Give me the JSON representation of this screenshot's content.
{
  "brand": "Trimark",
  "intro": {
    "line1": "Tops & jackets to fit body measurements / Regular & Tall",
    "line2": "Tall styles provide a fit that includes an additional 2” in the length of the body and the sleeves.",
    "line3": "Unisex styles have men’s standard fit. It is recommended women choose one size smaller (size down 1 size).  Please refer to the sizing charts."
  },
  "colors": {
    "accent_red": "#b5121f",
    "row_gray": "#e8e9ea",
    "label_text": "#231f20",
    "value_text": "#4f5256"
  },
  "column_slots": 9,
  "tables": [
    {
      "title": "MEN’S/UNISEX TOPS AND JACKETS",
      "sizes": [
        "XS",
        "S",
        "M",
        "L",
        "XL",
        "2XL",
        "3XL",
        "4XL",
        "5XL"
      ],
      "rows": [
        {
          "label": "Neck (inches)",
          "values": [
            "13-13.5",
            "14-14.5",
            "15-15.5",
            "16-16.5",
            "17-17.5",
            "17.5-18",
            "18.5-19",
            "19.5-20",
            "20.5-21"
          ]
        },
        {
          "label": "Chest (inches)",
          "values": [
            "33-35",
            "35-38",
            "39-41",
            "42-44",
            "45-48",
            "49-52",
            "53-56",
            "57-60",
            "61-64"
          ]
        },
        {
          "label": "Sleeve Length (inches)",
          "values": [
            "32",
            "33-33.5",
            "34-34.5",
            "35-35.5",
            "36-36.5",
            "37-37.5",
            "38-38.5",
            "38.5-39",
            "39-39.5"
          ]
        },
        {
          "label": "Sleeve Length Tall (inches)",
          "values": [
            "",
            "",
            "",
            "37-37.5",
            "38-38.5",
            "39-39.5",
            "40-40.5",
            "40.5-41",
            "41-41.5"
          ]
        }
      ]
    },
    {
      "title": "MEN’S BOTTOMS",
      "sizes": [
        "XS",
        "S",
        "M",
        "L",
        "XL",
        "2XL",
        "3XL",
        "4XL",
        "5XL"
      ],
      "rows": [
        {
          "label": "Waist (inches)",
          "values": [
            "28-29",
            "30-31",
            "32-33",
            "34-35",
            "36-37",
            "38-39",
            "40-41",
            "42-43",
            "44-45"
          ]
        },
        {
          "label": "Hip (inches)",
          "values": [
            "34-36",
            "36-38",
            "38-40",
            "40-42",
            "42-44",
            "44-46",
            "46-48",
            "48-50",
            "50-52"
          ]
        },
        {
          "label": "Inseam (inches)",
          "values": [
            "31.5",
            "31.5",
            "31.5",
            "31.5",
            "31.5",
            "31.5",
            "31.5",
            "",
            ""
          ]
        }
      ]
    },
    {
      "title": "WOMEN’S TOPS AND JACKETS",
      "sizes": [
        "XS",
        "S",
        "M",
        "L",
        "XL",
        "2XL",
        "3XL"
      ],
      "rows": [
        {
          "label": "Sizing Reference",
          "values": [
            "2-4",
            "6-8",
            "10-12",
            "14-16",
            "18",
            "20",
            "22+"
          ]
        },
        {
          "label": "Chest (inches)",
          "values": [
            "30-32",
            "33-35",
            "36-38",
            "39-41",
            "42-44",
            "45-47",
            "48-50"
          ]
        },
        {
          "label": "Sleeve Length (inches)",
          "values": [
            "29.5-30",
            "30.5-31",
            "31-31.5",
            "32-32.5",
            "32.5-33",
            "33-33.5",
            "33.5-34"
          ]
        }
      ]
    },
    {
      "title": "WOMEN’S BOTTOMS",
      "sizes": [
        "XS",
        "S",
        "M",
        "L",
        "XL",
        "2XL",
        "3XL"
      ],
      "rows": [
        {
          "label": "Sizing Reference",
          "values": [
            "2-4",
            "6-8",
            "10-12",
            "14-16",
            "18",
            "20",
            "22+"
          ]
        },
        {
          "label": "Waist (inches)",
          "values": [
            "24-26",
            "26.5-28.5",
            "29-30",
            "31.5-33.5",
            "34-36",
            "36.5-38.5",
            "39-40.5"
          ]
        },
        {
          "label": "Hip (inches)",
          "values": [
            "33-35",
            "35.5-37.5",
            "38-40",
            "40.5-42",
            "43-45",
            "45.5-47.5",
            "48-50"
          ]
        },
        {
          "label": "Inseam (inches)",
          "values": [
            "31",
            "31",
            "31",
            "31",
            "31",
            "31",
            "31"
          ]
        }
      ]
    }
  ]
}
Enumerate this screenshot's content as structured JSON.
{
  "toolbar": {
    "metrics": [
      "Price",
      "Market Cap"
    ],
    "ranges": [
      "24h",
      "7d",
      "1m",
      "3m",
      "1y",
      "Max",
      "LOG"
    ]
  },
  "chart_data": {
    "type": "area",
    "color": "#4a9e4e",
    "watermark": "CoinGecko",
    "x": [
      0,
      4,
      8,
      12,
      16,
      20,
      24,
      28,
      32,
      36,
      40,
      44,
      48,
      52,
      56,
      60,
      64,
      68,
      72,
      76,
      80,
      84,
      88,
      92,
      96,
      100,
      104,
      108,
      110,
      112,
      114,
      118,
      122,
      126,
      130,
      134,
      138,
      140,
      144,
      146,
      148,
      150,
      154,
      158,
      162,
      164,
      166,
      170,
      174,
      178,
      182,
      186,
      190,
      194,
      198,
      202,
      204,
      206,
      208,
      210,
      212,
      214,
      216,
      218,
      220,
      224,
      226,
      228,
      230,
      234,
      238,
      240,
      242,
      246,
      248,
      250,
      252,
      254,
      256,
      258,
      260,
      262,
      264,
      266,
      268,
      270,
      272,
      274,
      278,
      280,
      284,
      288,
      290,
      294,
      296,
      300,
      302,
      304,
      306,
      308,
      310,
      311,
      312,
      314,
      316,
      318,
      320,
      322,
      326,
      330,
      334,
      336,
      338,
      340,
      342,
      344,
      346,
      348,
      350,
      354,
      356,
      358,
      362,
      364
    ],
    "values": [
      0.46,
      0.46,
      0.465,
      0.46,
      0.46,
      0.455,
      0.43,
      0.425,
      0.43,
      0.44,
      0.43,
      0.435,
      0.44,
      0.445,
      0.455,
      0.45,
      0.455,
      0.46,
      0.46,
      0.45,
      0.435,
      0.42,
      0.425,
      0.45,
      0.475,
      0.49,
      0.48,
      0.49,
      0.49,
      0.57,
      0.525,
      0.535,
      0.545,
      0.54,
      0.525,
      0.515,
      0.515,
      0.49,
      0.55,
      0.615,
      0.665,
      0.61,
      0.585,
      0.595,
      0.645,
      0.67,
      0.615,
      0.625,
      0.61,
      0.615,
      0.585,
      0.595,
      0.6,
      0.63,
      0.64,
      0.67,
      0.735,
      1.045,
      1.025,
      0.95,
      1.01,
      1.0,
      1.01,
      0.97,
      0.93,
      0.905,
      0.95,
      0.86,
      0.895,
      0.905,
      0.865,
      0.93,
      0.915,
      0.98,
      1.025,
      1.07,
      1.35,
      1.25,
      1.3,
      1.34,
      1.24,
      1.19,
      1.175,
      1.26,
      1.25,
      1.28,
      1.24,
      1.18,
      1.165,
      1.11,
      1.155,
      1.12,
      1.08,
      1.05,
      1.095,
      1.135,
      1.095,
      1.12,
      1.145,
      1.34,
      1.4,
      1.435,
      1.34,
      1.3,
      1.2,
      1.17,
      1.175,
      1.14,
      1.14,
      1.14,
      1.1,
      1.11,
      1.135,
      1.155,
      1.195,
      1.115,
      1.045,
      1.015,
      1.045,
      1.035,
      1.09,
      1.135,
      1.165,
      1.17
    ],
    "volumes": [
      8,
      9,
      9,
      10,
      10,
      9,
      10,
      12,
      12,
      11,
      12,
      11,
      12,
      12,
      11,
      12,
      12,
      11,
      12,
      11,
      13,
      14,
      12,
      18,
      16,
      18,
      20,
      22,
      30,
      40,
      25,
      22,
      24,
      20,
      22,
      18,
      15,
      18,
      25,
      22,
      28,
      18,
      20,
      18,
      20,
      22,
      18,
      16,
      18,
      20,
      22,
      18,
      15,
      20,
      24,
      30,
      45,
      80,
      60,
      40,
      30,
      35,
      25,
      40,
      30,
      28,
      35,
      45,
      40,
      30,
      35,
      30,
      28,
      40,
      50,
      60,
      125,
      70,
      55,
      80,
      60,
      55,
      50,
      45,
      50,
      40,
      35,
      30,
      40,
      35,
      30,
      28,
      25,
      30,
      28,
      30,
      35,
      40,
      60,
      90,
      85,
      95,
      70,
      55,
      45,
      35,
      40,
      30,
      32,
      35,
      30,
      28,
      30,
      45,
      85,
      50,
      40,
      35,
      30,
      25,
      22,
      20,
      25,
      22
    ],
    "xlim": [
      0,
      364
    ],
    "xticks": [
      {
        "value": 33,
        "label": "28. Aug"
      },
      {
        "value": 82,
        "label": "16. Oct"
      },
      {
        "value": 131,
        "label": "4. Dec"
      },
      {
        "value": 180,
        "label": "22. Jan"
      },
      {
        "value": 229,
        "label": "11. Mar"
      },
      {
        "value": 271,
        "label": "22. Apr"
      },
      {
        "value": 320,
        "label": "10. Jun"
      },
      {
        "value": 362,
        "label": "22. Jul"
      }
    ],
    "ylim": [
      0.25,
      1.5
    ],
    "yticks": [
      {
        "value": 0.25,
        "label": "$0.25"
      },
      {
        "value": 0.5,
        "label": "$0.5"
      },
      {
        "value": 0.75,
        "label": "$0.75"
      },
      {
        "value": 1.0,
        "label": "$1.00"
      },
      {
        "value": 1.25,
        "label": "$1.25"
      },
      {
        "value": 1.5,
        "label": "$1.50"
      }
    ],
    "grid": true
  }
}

### Directions for this task
From the data above, show each line that contains "screenshot".

### Reply
Give me the JSON representation of this screenshot's content.
Enumerate this screenshot's content as structured JSON.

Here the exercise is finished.